Give the number of lines containing the word "Delhi" and nothing more.

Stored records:
— begin —

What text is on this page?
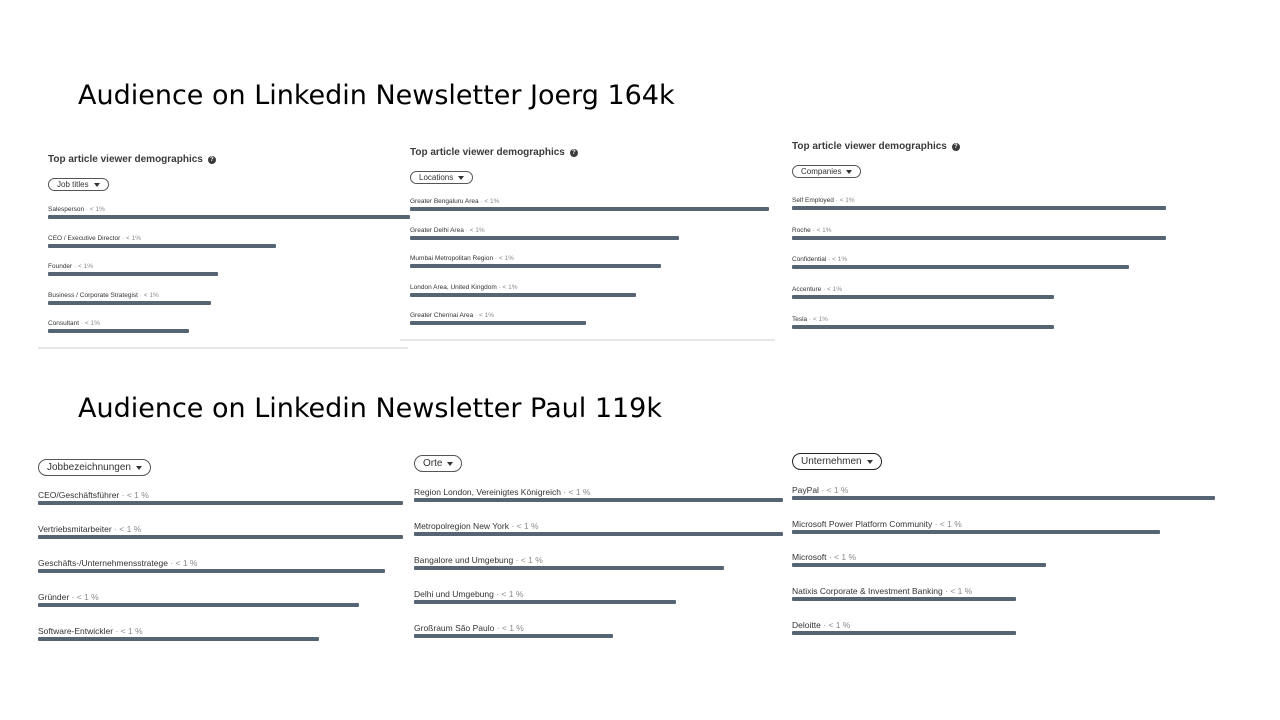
Audience on Linkedin Newsletter Joerg 164k
Audience on Linkedin Newsletter Paul 119k
Top article viewer demographics	?
Job titles
Salesperson · < 1%
CEO / Executive Director · < 1%
Founder · < 1%
Business / Corporate Strategist · < 1%
Consultant · < 1%
Top article viewer demographics	?
Locations
Greater Bengaluru Area · < 1%
Greater Delhi Area · < 1%
Mumbai Metropolitan Region · < 1%
London Area, United Kingdom · < 1%
Greater Chennai Area · < 1%
Top article viewer demographics	?
Companies
Self Employed · < 1%
Roche · < 1%
Confidential · < 1%
Accenture · < 1%
Tesla · < 1%
Jobbezeichnungen
CEO/Geschäftsführer · < 1 %
Vertriebsmitarbeiter · < 1 %
Geschäfts-/Unternehmensstratege · < 1 %
Gründer · < 1 %
Software-Entwickler · < 1 %
Orte
Region London, Vereinigtes Königreich · < 1 %
Metropolregion New York · < 1 %
Bangalore und Umgebung · < 1 %
Delhi und Umgebung · < 1 %
Großraum São Paulo · < 1 %
Unternehmen
PayPal · < 1 %
Microsoft Power Platform Community · < 1 %
Microsoft · < 1 %
Natixis Corporate & Investment Banking · < 1 %
Deloitte · < 1 %
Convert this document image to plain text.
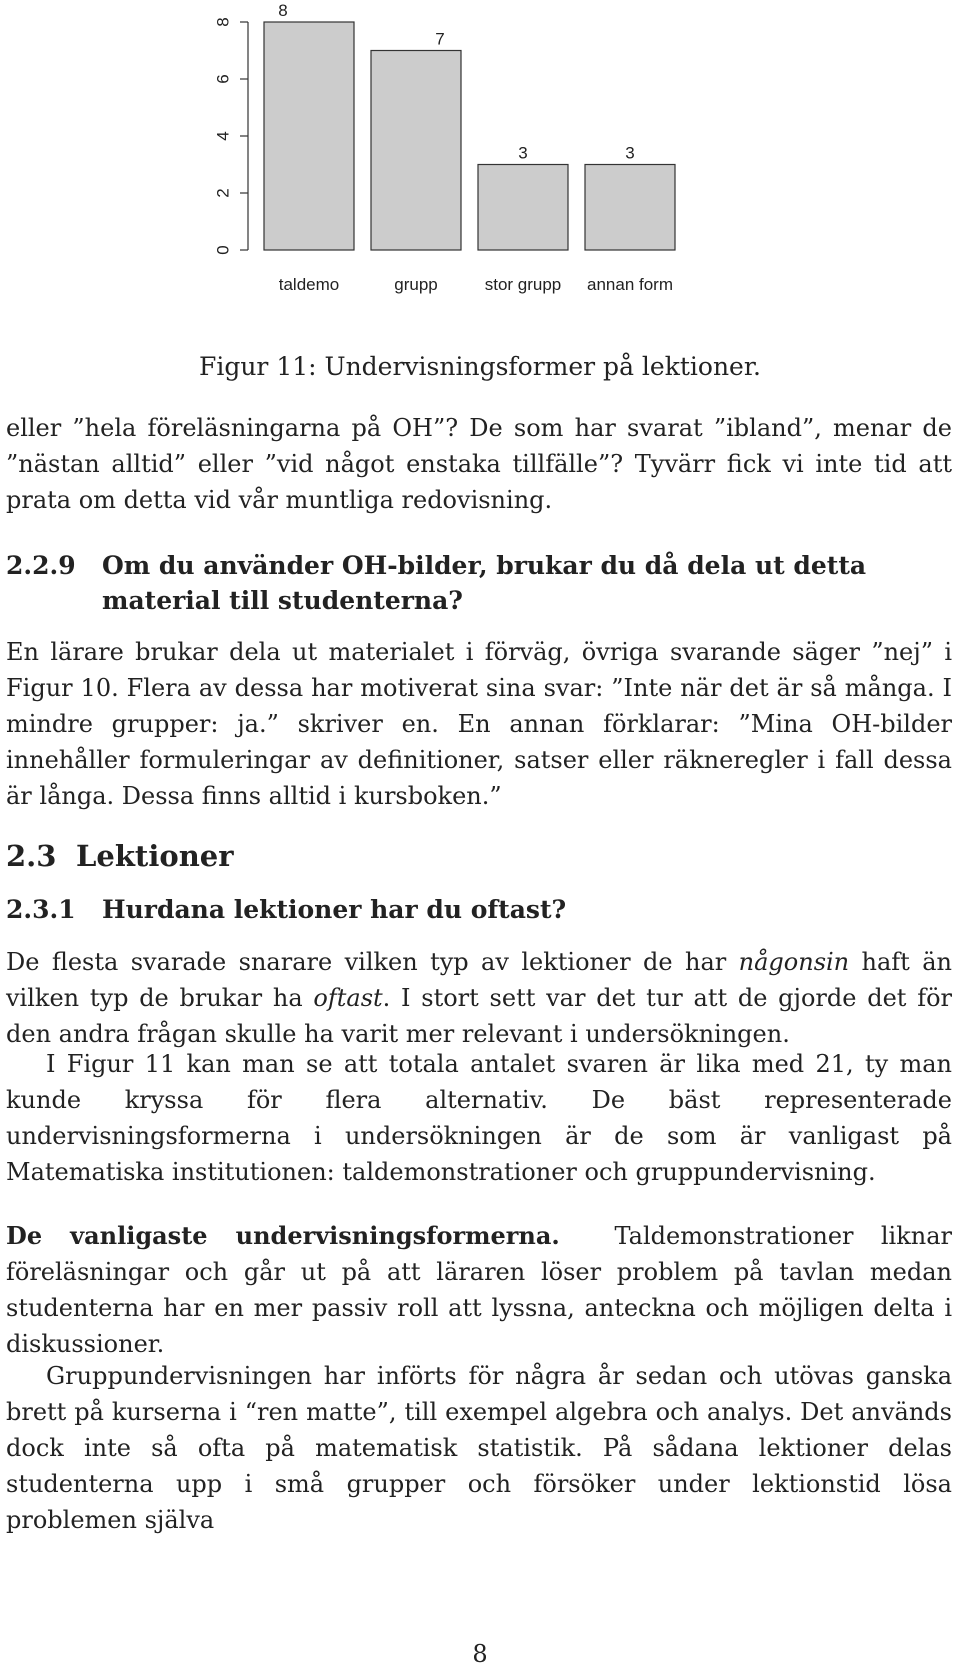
0
2
4
6
8
8
7
3	3
taldemo	grupp	stor grupp annan form
Figur 11: Undervisningsformer på lektioner.

eller ”hela föreläsningarna på OH”? De som har svarat ”ibland”, menar de ”nästan alltid” eller ”vid något enstaka tillfälle”? Tyvärr fick vi inte tid att prata om detta vid vår muntliga redovisning.

2.2.9 Om du använder OH-bilder, brukar du då dela ut detta material till studenterna?

En lärare brukar dela ut materialet i förväg, övriga svarande säger ”nej” i Figur 10. Flera av dessa har motiverat sina svar: ”Inte när det är så många. I mindre grupper: ja.” skriver en. En annan förklarar: ”Mina OH-bilder innehåller formuleringar av definitioner, satser eller räkneregler i fall dessa är långa. Dessa finns alltid i kursboken.”

2.3 Lektioner
2.3.1 Hurdana lektioner har du oftast?

De flesta svarade snarare vilken typ av lektioner de har någonsin haft än vilken typ de brukar ha oftast. I stort sett var det tur att de gjorde det för den andra frågan skulle ha varit mer relevant i undersökningen.

I Figur 11 kan man se att totala antalet svaren är lika med 21, ty man kunde kryssa för flera alternativ. De bäst representerade undervisningsformerna i undersökningen är de som är vanligast på Matematiska institutionen: taldemonstrationer och gruppundervisning.

De vanligaste undervisningsformerna. Taldemonstrationer liknar föreläsningar och går ut på att läraren löser problem på tavlan medan studenterna har en mer passiv roll att lyssna, anteckna och möjligen delta i diskussioner.

Gruppundervisningen har införts för några år sedan och utövas ganska brett på kurserna i “ren matte”, till exempel algebra och analys. Det används dock inte så ofta på matematisk statistik. På sådana lektioner delas studenterna upp i små grupper och försöker under lektionstid lösa problemen själva

8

— end —

- _Answer for the task_
2